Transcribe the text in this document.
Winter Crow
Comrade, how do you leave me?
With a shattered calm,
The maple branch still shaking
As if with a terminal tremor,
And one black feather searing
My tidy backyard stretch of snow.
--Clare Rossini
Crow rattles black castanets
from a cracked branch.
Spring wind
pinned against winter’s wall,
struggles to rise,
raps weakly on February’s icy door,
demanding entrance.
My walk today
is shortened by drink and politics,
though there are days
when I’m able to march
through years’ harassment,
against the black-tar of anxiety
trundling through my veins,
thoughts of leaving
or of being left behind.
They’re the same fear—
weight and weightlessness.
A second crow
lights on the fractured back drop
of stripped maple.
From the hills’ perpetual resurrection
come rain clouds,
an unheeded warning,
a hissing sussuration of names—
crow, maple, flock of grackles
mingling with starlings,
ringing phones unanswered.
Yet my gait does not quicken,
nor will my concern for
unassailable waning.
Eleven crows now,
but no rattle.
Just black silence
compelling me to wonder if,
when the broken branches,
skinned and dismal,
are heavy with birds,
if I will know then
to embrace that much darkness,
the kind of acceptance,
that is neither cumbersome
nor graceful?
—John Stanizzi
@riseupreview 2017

● ● ● ● ●

→ Given exercise: Copy out each line that contains the word "when".

→ Reply to the task:
when I’m able to march
when the broken branches,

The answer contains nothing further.